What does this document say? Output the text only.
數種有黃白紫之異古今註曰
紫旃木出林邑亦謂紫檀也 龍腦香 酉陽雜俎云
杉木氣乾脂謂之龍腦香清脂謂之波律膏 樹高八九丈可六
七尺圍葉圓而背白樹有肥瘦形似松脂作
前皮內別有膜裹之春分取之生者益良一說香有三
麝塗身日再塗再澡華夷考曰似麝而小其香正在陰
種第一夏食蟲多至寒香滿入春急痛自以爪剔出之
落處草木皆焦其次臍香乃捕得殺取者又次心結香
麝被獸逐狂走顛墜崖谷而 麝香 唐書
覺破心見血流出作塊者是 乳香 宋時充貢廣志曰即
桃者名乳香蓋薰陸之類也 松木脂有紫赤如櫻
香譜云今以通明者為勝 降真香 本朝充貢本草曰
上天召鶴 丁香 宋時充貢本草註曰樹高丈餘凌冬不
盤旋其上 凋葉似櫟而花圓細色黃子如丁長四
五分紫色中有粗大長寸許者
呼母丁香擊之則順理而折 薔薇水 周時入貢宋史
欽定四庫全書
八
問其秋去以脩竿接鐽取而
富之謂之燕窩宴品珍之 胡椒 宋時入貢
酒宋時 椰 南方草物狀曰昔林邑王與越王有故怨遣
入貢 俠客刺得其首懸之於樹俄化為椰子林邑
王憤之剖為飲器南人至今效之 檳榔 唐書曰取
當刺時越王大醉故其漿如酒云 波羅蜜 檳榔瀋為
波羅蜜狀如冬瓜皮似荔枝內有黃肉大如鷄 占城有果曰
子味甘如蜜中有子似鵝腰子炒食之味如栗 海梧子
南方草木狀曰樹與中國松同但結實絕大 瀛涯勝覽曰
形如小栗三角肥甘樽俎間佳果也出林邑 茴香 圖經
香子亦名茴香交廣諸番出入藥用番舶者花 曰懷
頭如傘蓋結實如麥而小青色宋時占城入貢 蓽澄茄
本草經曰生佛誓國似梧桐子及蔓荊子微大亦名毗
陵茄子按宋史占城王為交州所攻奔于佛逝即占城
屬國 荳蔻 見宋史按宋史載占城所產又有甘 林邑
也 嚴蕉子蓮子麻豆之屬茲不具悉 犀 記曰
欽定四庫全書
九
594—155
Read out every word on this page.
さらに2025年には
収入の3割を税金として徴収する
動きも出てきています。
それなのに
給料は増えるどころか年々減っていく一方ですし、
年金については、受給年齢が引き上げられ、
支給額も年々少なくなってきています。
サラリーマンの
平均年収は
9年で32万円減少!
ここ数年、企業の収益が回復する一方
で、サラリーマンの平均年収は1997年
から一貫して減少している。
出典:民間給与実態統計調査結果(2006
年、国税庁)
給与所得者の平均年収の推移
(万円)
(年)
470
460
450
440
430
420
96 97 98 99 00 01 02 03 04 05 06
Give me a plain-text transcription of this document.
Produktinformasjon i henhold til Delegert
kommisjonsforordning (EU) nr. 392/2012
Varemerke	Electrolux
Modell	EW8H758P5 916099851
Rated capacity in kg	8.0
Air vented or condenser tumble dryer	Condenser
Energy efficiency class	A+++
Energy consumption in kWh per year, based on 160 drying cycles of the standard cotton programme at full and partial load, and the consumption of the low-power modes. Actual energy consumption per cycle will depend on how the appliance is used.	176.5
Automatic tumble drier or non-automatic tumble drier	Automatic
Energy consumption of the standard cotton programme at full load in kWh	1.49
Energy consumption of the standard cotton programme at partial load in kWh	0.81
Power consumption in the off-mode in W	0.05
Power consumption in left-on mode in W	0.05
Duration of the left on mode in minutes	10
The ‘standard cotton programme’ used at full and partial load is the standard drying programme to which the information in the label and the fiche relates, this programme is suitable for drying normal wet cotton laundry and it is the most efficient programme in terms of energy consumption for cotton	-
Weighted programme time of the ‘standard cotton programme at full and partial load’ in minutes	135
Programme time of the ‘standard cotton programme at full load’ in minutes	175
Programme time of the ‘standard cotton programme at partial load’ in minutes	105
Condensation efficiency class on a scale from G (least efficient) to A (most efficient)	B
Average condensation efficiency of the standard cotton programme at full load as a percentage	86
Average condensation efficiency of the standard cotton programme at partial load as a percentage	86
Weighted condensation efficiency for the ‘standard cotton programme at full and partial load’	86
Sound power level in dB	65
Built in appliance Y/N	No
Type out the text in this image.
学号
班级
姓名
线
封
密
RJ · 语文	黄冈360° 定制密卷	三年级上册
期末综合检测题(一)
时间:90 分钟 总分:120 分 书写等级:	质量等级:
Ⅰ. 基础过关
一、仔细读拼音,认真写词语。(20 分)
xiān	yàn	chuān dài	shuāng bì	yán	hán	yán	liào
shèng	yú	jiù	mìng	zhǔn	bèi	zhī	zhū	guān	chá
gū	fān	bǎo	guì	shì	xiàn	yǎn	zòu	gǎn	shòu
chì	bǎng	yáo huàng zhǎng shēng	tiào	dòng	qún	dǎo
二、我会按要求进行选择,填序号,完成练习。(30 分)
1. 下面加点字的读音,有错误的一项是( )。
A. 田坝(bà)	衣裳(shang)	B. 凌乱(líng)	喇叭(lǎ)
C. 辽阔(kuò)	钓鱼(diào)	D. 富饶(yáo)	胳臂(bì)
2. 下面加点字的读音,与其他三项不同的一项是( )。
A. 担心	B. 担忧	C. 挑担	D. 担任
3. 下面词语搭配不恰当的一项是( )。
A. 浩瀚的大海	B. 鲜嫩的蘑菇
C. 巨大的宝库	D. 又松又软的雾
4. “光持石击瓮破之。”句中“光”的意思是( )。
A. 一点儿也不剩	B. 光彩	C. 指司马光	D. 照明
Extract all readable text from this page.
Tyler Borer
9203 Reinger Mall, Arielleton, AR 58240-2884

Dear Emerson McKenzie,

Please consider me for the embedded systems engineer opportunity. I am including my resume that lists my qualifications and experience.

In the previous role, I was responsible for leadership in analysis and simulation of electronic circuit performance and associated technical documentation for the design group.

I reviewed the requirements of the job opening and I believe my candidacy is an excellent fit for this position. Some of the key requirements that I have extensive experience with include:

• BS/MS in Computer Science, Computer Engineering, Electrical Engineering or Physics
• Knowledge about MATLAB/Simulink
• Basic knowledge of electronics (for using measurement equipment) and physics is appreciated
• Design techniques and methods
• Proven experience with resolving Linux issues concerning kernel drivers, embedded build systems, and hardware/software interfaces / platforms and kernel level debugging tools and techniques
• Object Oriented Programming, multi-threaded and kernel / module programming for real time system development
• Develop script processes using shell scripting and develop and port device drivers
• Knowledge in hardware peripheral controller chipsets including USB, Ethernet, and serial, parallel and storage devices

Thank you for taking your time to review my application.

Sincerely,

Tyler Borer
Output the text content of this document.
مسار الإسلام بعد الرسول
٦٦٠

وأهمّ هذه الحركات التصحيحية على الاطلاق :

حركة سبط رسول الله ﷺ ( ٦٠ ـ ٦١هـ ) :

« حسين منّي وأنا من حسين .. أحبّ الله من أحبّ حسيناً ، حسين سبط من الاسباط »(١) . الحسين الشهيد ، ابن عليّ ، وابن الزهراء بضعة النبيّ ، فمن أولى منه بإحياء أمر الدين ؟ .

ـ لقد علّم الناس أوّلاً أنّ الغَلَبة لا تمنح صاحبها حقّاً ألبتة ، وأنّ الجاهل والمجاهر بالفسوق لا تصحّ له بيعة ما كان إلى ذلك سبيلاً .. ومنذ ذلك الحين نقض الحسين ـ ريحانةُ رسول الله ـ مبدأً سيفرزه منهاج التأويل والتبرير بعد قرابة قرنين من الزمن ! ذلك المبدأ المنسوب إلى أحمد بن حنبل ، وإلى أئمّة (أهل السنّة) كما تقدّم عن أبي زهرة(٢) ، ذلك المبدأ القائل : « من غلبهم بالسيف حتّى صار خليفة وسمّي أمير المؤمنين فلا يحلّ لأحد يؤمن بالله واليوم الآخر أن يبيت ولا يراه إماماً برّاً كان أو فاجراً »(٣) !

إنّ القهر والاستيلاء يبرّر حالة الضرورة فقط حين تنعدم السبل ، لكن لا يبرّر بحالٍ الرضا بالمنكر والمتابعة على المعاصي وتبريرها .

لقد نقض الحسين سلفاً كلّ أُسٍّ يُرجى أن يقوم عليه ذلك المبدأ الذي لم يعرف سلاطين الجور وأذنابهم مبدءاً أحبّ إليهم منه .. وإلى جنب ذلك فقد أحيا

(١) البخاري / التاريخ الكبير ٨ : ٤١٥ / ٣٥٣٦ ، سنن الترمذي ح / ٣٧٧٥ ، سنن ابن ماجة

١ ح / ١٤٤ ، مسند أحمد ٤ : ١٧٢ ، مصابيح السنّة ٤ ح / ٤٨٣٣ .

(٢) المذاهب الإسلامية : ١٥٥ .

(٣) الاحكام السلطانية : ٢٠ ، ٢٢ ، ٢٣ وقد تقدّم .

__Task description__: Look through the lines above and collect those with the word "techniques".

__Reply to the task__:
• Design techniques and methods
• Proven experience with resolving Linux issues concerning kernel drivers, embedded build systems, and hardware/software interfaces / platforms and kernel level debugging tools and techniques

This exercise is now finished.